- [Work to complete]:
Search the listing below for "dolor". Copy each matching line.

- [Excerpted records]:
▼

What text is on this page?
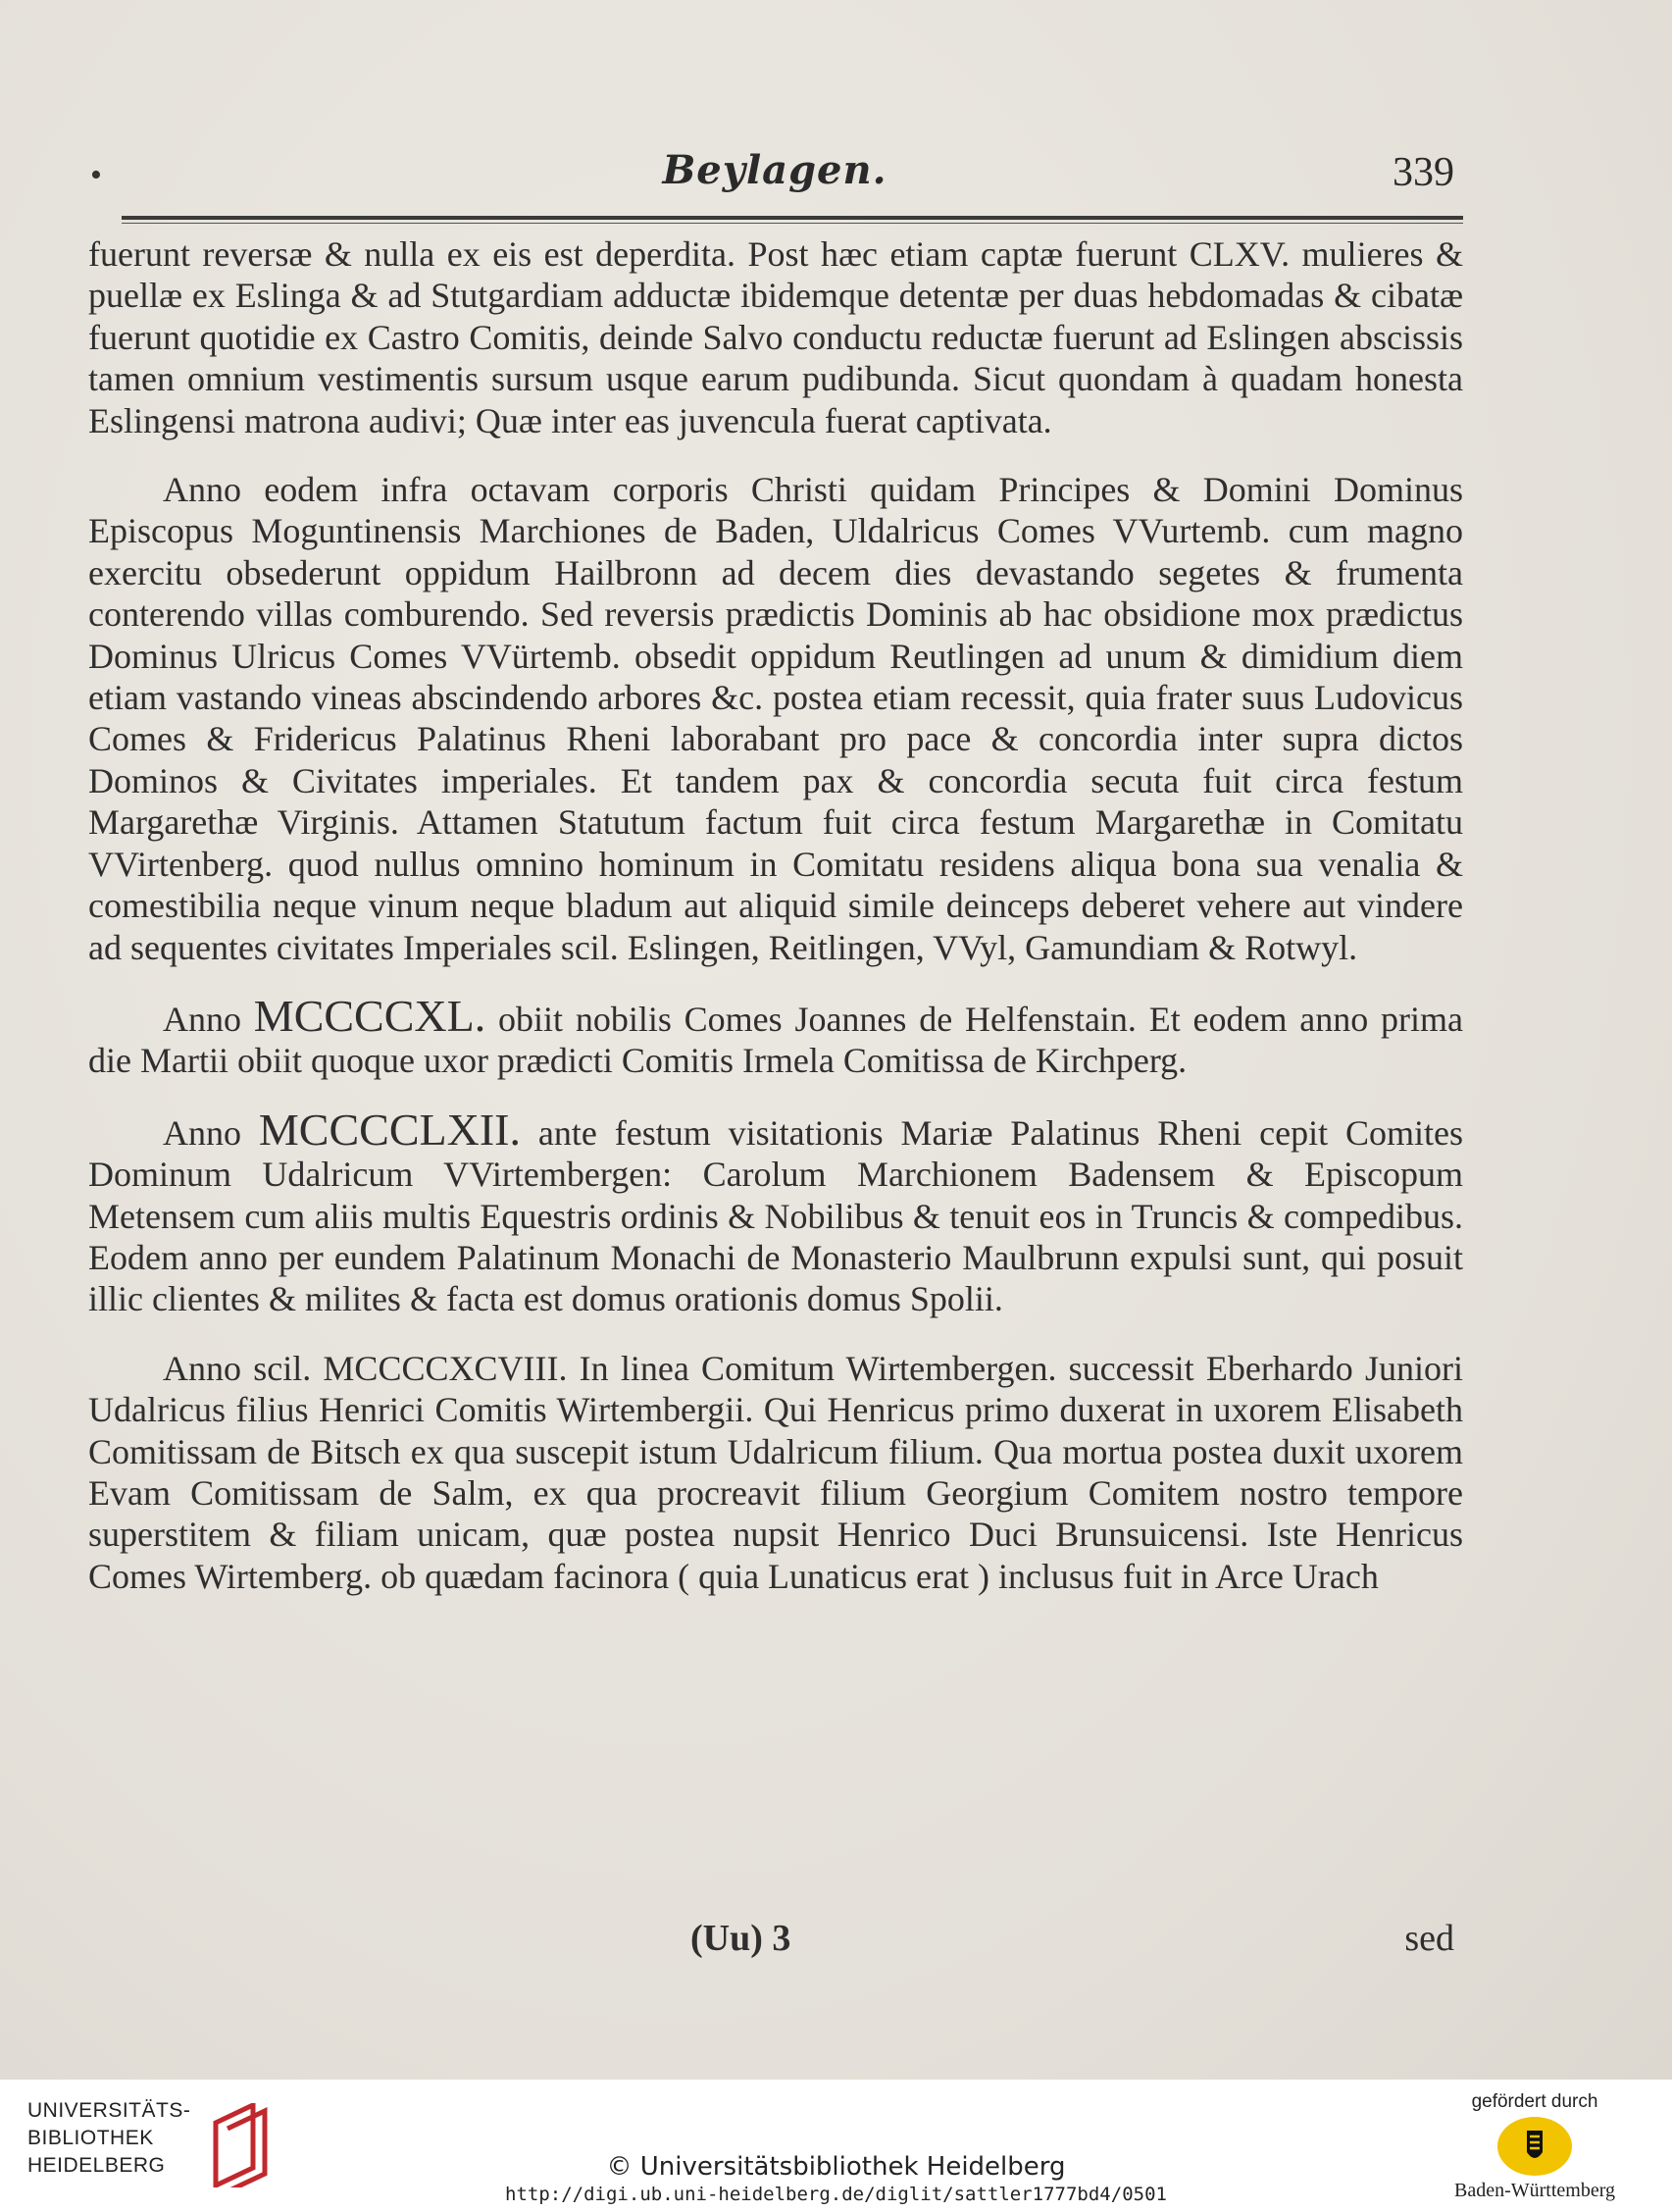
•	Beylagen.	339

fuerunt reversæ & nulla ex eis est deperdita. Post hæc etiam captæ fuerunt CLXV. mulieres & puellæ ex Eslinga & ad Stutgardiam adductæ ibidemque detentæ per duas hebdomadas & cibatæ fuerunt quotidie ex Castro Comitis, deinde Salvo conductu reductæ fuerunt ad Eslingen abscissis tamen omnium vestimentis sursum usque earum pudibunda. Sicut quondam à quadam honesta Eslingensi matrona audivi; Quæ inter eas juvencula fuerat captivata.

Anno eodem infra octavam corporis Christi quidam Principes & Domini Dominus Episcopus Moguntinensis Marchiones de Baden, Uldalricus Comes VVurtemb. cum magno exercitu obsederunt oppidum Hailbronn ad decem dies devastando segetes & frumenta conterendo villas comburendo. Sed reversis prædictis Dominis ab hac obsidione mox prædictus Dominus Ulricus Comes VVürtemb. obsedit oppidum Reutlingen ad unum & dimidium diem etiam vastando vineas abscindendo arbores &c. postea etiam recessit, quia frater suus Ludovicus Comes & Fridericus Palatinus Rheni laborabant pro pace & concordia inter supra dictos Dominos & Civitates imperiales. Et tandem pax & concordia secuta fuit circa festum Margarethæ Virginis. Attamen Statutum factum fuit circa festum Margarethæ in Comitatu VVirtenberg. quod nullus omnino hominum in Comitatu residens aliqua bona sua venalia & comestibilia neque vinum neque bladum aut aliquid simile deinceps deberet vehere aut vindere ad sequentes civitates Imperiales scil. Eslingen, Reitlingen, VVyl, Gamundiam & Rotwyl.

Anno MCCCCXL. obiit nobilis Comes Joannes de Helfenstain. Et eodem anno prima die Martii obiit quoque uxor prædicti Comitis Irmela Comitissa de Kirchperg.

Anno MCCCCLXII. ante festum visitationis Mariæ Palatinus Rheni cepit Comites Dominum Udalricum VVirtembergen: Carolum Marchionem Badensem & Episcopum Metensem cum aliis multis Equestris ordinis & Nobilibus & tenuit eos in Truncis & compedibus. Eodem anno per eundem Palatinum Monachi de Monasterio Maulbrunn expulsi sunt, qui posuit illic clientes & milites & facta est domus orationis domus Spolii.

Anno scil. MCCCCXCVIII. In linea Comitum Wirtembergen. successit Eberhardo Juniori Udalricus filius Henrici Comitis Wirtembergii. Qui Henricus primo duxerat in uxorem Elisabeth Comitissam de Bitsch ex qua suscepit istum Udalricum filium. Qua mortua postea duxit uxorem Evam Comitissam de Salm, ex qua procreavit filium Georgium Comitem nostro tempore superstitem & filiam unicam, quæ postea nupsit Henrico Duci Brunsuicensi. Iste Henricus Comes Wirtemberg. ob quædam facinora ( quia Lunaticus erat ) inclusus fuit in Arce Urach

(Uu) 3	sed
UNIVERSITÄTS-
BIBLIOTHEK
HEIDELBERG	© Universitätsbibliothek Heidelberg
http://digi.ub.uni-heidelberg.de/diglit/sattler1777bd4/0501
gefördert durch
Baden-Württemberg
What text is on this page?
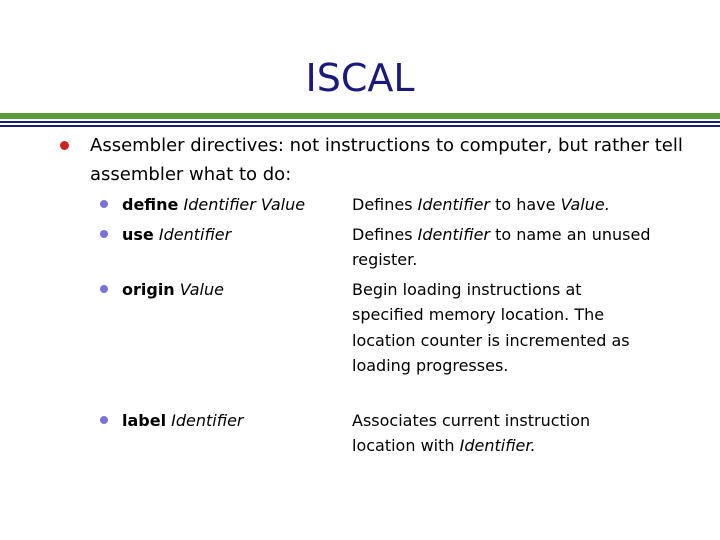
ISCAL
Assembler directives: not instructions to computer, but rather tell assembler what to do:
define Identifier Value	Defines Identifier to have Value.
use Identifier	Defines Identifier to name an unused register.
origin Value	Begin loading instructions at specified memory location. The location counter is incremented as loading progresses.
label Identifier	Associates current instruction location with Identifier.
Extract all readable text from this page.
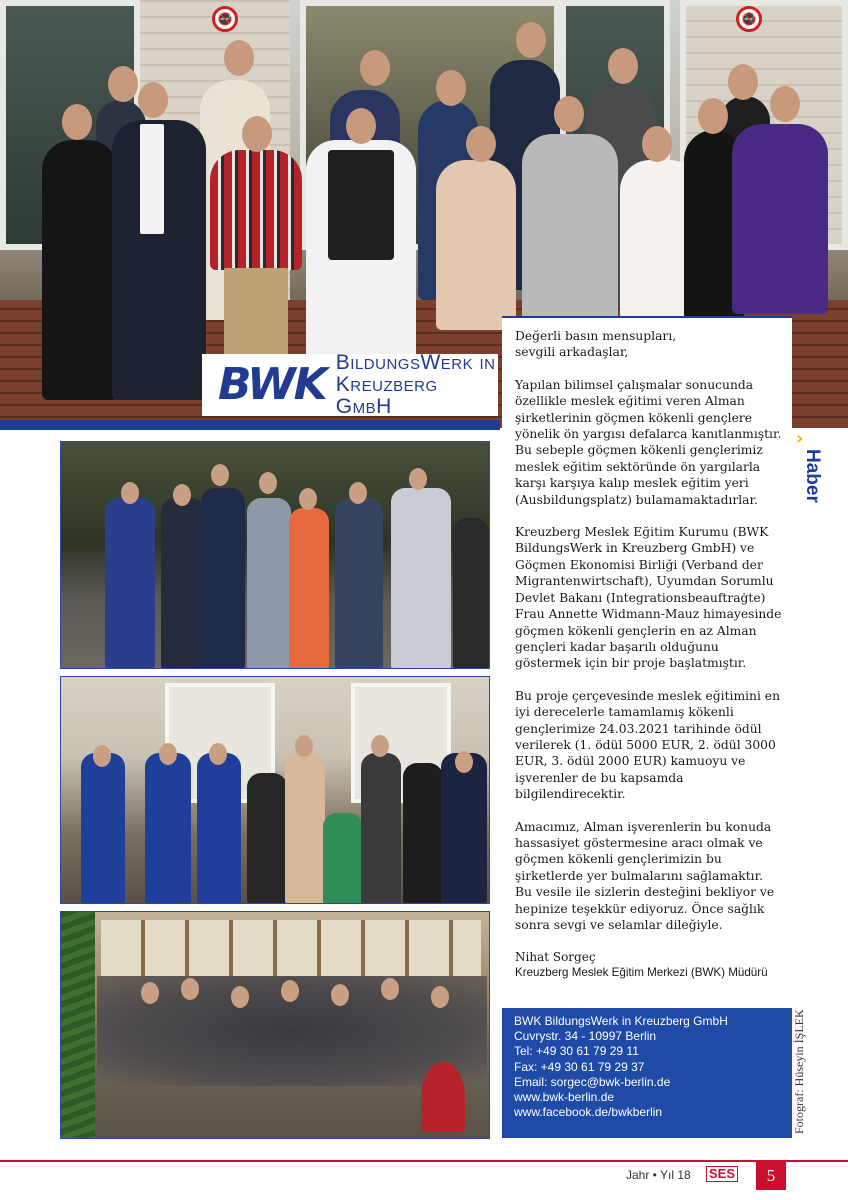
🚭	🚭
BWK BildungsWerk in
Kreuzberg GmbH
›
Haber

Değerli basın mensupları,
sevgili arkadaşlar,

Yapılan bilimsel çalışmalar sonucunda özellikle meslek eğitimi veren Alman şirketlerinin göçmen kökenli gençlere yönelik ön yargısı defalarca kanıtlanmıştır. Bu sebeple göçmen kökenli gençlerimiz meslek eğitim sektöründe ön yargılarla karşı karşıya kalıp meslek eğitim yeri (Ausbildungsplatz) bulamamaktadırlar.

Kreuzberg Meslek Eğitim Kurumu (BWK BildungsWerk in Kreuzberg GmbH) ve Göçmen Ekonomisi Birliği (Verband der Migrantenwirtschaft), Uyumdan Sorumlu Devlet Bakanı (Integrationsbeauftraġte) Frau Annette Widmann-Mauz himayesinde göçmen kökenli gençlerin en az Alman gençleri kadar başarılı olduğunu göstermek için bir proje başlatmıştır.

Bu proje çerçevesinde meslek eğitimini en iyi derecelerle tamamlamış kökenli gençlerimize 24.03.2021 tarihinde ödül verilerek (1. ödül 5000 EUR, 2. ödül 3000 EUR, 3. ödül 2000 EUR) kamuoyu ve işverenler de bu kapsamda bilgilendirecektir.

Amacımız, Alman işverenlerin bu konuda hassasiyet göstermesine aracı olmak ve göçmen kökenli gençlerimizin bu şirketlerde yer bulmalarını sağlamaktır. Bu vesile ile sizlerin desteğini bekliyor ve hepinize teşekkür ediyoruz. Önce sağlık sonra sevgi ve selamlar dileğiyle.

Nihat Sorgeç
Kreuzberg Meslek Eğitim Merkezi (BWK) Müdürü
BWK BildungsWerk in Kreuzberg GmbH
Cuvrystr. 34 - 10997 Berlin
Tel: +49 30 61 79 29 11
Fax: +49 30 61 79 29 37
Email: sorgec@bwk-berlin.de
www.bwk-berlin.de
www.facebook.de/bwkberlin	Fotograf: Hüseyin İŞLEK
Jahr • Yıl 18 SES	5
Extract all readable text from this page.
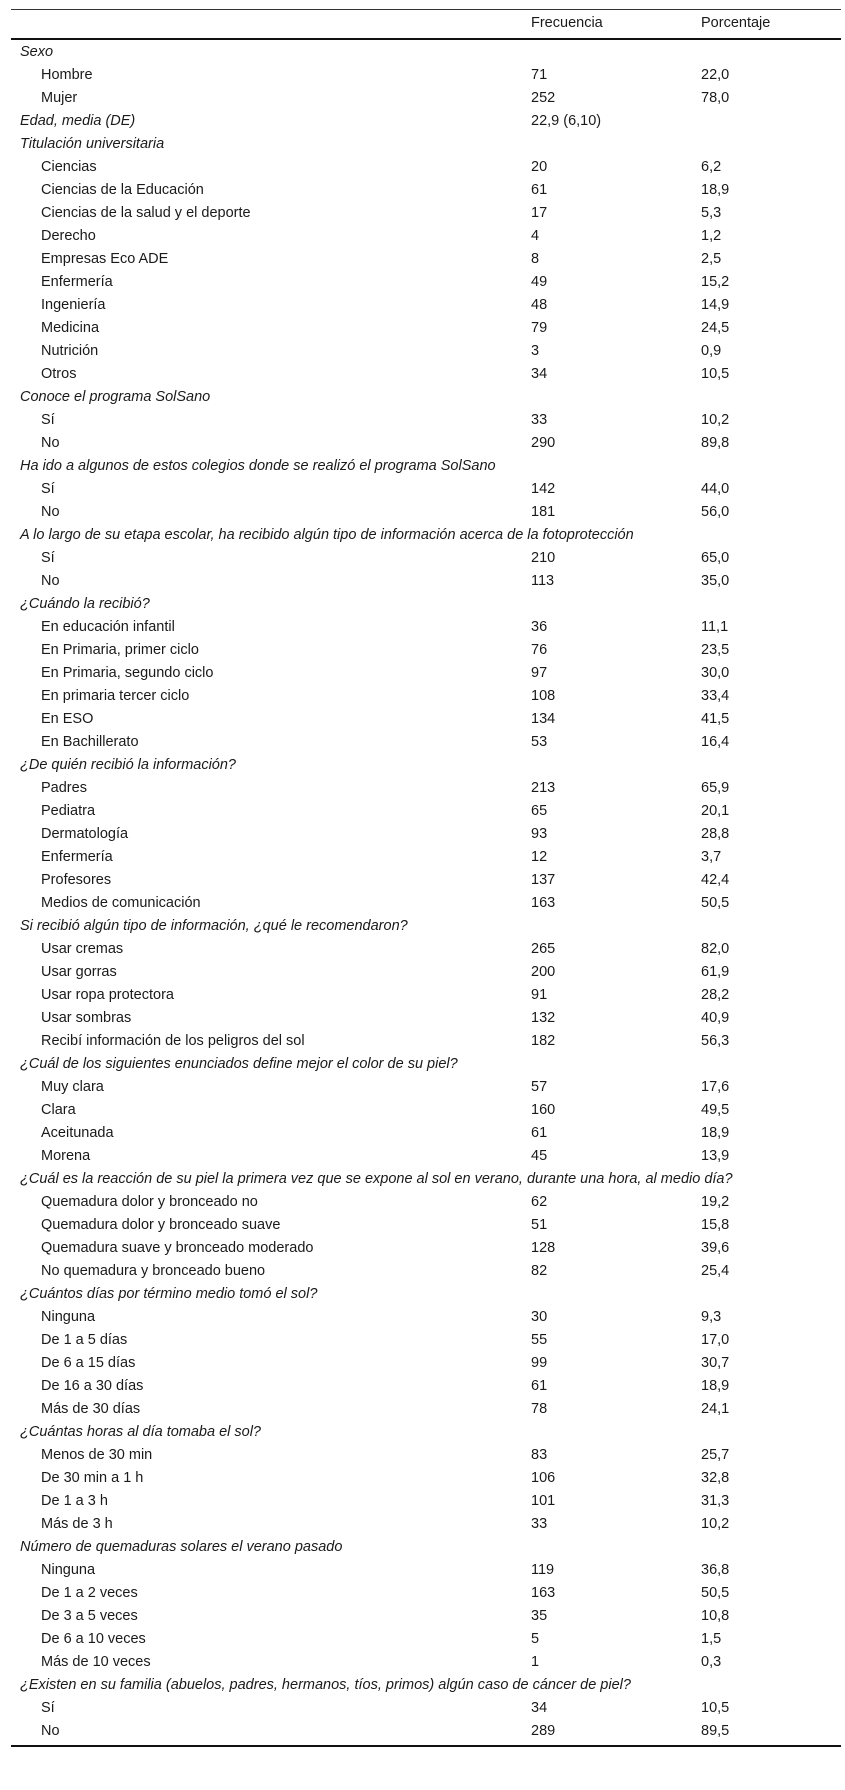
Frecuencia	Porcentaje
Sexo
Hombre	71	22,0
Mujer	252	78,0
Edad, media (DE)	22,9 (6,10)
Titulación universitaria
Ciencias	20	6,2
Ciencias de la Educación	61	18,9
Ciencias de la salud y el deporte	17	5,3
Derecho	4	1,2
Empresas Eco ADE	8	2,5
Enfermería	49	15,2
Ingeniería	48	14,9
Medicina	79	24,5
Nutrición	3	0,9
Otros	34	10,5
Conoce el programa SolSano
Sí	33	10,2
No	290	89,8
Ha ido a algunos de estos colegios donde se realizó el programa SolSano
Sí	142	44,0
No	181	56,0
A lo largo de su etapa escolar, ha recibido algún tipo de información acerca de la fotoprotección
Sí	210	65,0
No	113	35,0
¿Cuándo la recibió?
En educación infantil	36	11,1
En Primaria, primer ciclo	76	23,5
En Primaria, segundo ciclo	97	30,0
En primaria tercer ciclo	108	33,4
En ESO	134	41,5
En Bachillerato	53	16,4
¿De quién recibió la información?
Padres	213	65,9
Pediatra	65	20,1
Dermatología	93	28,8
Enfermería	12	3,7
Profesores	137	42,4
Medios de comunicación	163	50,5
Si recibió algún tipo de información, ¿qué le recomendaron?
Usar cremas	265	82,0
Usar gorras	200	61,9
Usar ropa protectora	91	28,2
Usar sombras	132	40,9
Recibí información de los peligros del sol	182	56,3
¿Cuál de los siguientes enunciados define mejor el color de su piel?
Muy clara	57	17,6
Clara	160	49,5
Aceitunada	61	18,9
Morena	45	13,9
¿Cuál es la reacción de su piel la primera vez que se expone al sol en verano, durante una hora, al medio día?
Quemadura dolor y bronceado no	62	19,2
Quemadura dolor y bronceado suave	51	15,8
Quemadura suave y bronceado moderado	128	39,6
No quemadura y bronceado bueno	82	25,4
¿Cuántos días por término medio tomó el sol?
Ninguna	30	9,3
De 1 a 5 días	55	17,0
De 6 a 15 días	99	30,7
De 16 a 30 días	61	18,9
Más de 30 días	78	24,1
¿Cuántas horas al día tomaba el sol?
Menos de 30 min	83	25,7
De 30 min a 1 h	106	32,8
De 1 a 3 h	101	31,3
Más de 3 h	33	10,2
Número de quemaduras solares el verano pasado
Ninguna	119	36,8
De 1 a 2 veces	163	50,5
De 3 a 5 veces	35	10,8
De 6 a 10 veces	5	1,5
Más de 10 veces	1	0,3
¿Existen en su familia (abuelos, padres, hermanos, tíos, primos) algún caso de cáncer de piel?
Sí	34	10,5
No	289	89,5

▲

- [Completed task]:
Quemadura dolor y bronceado no	62	19,2
Quemadura dolor y bronceado suave	51	15,8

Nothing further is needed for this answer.